_TASK TO COMPLETE:_ Find the string "name" in the records. Copy every line it appears in.

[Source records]
-=-=-

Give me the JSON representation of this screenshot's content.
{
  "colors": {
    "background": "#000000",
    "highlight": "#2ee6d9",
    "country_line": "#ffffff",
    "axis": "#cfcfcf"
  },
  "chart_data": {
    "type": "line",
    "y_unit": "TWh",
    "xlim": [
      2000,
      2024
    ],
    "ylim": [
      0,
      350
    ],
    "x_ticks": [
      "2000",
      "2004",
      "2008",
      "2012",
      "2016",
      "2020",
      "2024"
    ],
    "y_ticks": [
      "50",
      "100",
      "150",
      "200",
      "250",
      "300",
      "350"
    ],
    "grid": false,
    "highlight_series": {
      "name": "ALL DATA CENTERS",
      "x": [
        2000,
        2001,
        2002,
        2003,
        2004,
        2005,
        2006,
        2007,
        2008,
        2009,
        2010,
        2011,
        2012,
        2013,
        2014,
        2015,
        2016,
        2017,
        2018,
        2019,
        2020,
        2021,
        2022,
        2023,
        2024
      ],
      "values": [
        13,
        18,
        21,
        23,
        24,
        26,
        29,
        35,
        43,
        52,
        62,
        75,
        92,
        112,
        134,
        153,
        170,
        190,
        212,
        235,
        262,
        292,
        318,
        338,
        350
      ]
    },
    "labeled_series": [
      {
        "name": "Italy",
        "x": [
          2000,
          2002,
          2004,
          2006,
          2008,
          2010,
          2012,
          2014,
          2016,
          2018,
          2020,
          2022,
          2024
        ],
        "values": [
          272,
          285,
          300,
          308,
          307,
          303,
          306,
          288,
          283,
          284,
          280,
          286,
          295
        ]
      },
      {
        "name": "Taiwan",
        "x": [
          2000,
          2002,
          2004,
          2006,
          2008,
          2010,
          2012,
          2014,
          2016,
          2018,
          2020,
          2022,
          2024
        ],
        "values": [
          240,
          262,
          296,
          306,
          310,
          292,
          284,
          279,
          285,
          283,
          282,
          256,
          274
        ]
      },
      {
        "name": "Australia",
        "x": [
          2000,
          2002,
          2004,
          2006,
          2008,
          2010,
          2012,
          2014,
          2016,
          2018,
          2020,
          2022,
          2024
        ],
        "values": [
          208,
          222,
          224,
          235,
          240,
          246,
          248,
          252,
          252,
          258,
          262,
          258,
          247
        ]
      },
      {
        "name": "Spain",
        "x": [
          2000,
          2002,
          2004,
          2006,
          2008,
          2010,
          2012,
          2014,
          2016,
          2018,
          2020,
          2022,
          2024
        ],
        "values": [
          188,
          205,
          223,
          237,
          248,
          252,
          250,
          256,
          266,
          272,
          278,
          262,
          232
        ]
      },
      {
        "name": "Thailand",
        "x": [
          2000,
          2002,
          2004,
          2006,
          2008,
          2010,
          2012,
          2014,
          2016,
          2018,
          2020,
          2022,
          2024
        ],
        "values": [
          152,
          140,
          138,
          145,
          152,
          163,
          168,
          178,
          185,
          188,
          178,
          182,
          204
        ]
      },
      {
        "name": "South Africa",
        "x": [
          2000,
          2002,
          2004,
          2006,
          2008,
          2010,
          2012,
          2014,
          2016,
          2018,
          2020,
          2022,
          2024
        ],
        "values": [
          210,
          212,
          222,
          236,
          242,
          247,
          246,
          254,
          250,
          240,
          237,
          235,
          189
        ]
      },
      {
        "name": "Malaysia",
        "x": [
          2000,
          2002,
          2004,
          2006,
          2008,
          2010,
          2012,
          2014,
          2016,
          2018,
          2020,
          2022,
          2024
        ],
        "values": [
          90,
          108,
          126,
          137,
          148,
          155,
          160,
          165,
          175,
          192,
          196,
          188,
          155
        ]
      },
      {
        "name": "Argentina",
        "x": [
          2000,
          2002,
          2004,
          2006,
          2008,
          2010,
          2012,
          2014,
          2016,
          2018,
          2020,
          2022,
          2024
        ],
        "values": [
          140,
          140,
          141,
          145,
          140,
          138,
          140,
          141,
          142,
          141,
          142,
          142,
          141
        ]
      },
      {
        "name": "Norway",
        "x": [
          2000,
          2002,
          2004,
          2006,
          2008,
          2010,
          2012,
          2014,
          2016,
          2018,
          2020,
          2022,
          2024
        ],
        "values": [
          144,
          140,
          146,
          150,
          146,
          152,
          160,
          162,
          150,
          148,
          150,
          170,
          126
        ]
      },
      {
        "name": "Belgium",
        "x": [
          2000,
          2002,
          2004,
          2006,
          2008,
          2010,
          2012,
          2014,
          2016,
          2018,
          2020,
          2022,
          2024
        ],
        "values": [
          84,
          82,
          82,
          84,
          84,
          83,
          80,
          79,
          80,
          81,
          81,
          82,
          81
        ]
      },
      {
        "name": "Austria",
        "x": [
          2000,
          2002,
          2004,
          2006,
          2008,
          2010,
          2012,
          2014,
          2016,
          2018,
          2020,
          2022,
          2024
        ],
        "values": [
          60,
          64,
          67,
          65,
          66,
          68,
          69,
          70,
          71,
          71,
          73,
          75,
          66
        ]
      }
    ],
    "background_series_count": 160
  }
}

-=-=-

_RESPONSE:_
      "name": "ALL DATA CENTERS",
        "name": "Italy",
        "name": "Taiwan",
        "name": "Australia",
        "name": "Spain",
        "name": "Thailand",
        "name": "South Africa",
        "name": "Malaysia",
        "name": "Argentina",
        "name": "Norway",
        "name": "Belgium",
        "name": "Austria",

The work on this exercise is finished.